**LISTED ENTRIES:**
····················
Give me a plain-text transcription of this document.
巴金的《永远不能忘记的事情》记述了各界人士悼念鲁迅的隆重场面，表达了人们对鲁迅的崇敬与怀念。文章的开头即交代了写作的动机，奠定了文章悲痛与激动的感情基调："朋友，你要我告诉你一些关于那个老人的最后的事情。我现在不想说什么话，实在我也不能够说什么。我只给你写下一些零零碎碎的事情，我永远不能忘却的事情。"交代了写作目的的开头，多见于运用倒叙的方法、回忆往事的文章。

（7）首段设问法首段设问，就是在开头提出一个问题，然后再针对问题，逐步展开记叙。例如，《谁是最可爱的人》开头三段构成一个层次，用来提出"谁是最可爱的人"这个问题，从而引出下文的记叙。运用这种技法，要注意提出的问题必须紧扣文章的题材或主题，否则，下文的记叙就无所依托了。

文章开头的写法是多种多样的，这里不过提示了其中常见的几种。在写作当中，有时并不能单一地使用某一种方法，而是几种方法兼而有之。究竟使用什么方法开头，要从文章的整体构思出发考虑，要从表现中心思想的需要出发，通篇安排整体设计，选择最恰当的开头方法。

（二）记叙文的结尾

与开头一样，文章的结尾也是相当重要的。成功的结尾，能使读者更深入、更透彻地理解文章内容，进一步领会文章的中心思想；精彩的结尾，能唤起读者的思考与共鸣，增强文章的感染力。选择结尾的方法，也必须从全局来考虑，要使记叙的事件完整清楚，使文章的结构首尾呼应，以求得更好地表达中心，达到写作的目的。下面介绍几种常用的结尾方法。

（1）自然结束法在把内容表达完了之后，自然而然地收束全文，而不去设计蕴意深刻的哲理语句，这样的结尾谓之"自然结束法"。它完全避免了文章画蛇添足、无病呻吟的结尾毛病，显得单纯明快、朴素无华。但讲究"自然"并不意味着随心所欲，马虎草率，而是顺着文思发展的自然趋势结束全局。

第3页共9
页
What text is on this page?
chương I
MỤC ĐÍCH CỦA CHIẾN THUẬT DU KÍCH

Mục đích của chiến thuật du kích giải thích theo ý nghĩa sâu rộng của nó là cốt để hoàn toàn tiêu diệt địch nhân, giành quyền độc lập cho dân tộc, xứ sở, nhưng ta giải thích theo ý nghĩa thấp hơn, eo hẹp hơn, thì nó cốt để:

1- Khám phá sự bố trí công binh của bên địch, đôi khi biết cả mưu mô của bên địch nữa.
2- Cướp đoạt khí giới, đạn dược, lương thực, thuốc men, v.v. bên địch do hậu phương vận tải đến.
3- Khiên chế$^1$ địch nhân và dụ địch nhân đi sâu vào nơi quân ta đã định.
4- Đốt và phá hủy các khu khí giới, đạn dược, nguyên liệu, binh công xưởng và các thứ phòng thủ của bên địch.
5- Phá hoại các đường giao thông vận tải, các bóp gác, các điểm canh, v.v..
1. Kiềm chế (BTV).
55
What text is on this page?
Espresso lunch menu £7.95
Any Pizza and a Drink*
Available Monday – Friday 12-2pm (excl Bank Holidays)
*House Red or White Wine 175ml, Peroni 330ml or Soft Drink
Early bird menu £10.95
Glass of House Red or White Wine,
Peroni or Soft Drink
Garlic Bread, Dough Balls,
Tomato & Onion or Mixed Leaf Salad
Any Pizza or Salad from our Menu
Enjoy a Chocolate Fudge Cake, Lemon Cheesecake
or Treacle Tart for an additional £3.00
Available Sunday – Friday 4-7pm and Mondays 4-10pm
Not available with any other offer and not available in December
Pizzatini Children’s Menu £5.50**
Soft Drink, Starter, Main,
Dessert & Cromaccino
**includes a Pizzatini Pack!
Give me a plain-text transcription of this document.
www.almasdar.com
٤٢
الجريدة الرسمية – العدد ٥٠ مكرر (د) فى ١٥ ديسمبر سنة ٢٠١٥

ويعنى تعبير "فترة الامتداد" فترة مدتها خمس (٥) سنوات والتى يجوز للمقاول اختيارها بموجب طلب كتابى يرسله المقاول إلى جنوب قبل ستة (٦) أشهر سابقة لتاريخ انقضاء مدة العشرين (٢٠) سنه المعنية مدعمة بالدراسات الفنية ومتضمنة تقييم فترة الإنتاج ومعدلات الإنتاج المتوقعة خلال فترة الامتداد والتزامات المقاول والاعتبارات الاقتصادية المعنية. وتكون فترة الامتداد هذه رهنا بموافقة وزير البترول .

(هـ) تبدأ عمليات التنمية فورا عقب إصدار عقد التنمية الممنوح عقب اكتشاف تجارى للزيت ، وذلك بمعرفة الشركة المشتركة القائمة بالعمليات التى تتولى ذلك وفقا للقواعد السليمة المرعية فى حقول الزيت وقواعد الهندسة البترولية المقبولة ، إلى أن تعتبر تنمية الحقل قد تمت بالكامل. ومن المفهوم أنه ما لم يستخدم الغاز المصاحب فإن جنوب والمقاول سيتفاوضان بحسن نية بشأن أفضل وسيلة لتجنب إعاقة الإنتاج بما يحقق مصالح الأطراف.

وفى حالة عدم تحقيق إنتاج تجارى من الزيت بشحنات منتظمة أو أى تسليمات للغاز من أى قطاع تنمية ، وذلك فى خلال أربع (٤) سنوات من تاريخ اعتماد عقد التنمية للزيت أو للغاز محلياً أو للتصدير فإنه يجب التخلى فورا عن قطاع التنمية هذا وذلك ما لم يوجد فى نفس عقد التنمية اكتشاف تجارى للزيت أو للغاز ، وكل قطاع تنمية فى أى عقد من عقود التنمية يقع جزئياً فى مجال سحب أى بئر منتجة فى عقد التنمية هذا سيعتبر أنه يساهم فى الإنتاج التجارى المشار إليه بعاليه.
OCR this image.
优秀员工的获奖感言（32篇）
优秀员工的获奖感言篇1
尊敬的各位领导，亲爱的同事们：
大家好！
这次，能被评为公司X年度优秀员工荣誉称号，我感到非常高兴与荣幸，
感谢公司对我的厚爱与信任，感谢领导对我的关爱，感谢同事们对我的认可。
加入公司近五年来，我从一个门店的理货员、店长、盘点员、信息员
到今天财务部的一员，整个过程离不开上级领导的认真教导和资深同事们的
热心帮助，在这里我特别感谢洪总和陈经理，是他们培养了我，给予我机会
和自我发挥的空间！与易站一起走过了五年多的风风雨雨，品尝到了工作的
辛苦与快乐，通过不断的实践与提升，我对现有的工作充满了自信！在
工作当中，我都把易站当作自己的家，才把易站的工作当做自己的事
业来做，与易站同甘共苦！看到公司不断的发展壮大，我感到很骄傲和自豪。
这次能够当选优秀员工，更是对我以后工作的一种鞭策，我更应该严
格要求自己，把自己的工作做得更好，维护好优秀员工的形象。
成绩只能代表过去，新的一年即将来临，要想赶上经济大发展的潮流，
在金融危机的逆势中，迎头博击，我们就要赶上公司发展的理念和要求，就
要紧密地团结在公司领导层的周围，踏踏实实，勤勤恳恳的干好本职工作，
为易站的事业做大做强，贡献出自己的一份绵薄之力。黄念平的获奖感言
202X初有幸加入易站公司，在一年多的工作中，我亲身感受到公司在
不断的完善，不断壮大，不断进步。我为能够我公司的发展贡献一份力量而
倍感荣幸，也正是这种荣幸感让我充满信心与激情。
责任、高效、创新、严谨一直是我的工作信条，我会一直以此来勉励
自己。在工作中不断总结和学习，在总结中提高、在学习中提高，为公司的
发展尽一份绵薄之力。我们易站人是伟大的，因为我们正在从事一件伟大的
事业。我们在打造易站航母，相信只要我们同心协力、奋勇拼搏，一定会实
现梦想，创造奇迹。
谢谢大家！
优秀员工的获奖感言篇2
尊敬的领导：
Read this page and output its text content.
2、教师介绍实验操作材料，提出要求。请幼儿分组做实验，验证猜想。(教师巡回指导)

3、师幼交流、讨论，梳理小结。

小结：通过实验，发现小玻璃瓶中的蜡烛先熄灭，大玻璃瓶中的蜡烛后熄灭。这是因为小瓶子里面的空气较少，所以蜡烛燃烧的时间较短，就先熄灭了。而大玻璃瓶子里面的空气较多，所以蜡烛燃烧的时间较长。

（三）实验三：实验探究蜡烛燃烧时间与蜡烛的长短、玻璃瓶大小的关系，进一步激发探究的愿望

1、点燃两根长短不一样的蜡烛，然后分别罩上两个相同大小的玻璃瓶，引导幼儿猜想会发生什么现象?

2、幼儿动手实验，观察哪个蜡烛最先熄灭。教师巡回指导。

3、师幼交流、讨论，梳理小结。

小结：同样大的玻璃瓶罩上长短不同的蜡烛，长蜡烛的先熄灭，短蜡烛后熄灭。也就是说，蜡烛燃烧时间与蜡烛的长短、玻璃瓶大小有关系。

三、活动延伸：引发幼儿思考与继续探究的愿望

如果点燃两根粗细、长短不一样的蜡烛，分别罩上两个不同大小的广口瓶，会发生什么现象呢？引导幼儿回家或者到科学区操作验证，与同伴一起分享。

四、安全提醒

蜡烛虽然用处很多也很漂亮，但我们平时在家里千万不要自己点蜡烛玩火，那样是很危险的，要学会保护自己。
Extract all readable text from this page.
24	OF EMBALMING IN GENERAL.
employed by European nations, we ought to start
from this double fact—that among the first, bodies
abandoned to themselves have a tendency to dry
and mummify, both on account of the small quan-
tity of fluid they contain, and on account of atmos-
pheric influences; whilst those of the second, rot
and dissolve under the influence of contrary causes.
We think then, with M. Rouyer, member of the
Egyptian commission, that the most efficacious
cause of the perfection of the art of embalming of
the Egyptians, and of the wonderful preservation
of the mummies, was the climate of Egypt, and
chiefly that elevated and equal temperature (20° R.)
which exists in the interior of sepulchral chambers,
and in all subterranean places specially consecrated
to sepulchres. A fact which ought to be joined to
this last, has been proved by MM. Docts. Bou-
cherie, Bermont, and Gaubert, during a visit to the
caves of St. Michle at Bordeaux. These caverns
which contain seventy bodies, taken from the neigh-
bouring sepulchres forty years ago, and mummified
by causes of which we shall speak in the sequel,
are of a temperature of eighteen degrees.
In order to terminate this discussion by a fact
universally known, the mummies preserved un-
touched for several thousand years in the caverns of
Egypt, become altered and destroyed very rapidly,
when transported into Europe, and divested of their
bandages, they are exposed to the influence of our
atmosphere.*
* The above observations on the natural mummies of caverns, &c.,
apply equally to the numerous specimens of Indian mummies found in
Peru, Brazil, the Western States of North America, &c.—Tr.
····················
Find each line holding the string "Peroni" and copy it out.

*House Red or White Wine 175ml, Peroni 330ml or Soft Drink
Peroni or Soft Drink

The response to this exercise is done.